_TASK GOAL_
Omit images. Retype all entries verbatim.

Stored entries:

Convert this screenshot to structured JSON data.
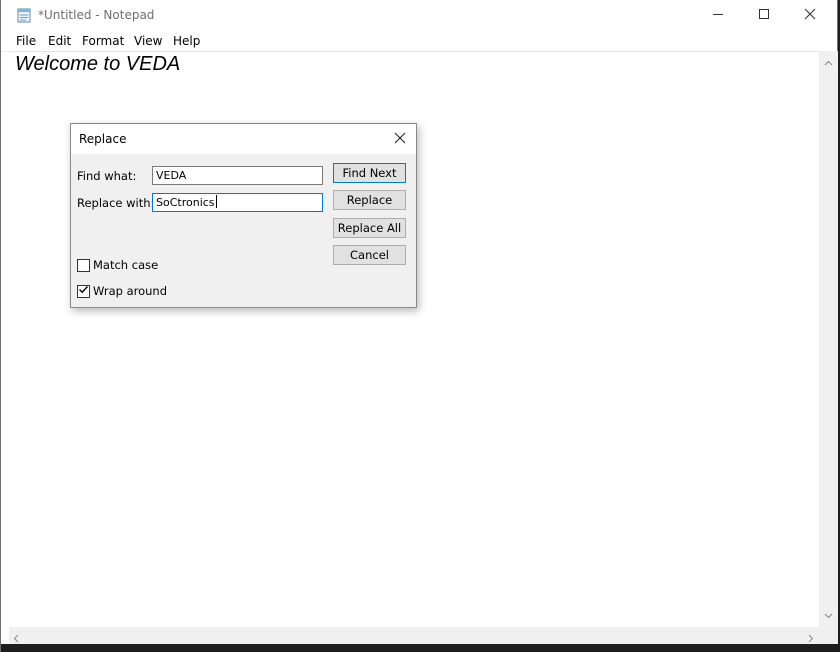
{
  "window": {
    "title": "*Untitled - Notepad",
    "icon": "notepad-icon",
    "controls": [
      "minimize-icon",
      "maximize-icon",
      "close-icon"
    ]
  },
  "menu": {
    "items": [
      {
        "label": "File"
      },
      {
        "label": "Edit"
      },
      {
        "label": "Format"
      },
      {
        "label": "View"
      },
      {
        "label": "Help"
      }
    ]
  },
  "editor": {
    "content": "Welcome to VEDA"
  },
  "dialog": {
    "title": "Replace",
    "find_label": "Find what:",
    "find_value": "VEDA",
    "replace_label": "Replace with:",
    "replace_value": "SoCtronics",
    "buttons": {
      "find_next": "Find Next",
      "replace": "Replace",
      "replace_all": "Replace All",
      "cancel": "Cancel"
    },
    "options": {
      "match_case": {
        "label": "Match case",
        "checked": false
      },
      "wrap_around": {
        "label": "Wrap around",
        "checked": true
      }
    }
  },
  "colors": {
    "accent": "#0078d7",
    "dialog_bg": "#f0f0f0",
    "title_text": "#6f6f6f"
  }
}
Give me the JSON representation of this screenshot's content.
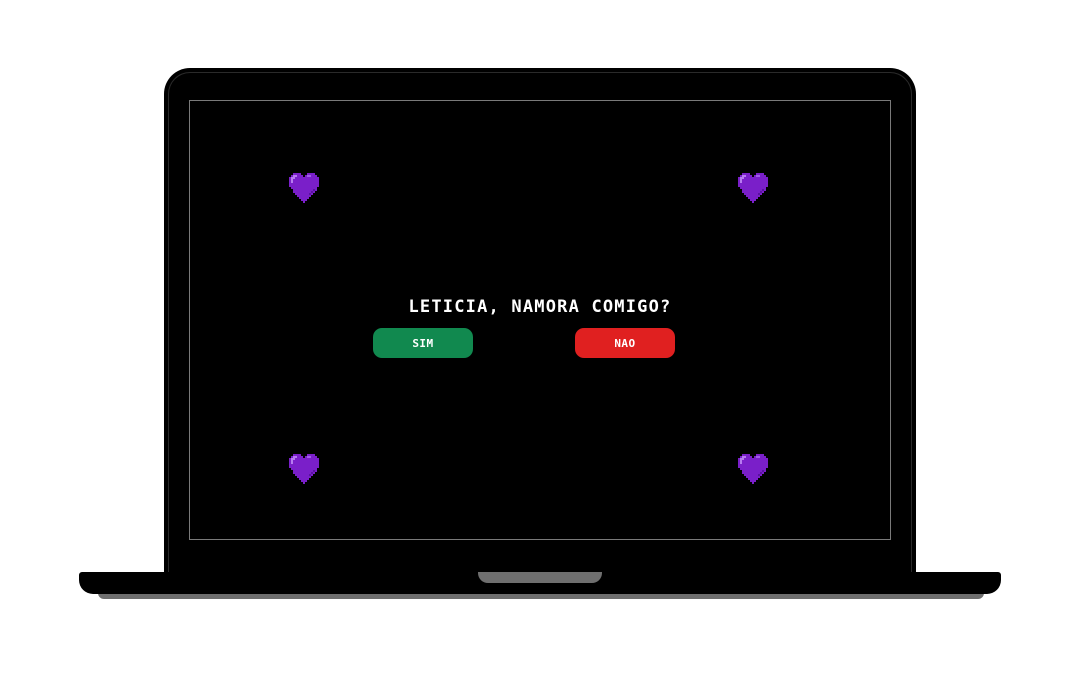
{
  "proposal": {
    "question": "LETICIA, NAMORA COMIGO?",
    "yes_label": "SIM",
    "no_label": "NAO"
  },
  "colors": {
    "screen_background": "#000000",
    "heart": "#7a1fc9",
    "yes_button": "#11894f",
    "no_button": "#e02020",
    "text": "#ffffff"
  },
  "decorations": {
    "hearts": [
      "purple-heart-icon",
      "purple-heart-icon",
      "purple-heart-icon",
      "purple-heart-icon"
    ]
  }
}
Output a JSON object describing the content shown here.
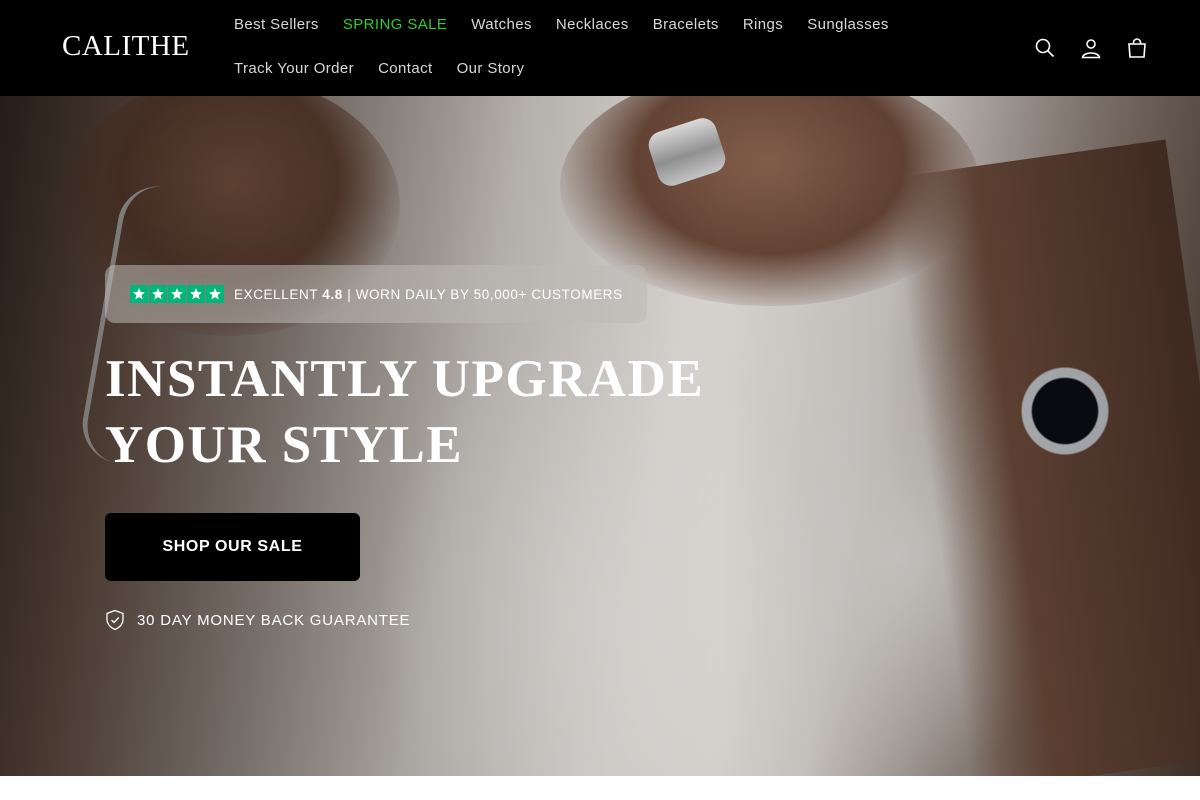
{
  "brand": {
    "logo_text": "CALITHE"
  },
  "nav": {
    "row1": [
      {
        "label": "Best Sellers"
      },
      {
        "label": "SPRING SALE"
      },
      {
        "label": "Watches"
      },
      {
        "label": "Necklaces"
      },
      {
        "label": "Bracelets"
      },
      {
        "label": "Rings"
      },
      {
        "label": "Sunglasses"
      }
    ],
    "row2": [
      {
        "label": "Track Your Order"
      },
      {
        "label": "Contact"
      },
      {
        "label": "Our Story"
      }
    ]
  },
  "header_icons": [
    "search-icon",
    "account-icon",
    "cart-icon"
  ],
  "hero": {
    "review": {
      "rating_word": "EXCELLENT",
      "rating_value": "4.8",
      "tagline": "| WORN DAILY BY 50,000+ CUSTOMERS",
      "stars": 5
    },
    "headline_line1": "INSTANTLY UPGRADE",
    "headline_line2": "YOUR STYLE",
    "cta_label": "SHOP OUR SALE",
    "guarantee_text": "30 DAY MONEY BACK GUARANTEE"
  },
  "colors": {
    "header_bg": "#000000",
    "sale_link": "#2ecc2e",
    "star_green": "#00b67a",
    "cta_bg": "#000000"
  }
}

_EXERCISE OUTPUT_
Convert this screenshot to structured JSON data.
{
  "window": {
    "title": "*Untitled - Notepad",
    "icon": "notepad-icon",
    "controls": [
      "minimize-icon",
      "maximize-icon",
      "close-icon"
    ]
  },
  "menu": {
    "items": [
      {
        "label": "File"
      },
      {
        "label": "Edit"
      },
      {
        "label": "Format"
      },
      {
        "label": "View"
      },
      {
        "label": "Help"
      }
    ]
  },
  "editor": {
    "content": "Welcome to VEDA"
  },
  "dialog": {
    "title": "Replace",
    "find_label": "Find what:",
    "find_value": "VEDA",
    "replace_label": "Replace with:",
    "replace_value": "SoCtronics",
    "buttons": {
      "find_next": "Find Next",
      "replace": "Replace",
      "replace_all": "Replace All",
      "cancel": "Cancel"
    },
    "options": {
      "match_case": {
        "label": "Match case",
        "checked": false
      },
      "wrap_around": {
        "label": "Wrap around",
        "checked": true
      }
    }
  },
  "colors": {
    "accent": "#0078d7",
    "dialog_bg": "#f0f0f0",
    "title_text": "#6f6f6f"
  }
}
Give me the JSON representation of this screenshot's content.
{
  "proposal": {
    "question": "LETICIA, NAMORA COMIGO?",
    "yes_label": "SIM",
    "no_label": "NAO"
  },
  "colors": {
    "screen_background": "#000000",
    "heart": "#7a1fc9",
    "yes_button": "#11894f",
    "no_button": "#e02020",
    "text": "#ffffff"
  },
  "decorations": {
    "hearts": [
      "purple-heart-icon",
      "purple-heart-icon",
      "purple-heart-icon",
      "purple-heart-icon"
    ]
  }
}
Output a JSON object describing the content shown here.
{
  "brand": {
    "logo_text": "CALITHE"
  },
  "nav": {
    "row1": [
      {
        "label": "Best Sellers"
      },
      {
        "label": "SPRING SALE"
      },
      {
        "label": "Watches"
      },
      {
        "label": "Necklaces"
      },
      {
        "label": "Bracelets"
      },
      {
        "label": "Rings"
      },
      {
        "label": "Sunglasses"
      }
    ],
    "row2": [
      {
        "label": "Track Your Order"
      },
      {
        "label": "Contact"
      },
      {
        "label": "Our Story"
      }
    ]
  },
  "header_icons": [
    "search-icon",
    "account-icon",
    "cart-icon"
  ],
  "hero": {
    "review": {
      "rating_word": "EXCELLENT",
      "rating_value": "4.8",
      "tagline": "| WORN DAILY BY 50,000+ CUSTOMERS",
      "stars": 5
    },
    "headline_line1": "INSTANTLY UPGRADE",
    "headline_line2": "YOUR STYLE",
    "cta_label": "SHOP OUR SALE",
    "guarantee_text": "30 DAY MONEY BACK GUARANTEE"
  },
  "colors": {
    "header_bg": "#000000",
    "sale_link": "#2ecc2e",
    "star_green": "#00b67a",
    "cta_bg": "#000000"
  }
}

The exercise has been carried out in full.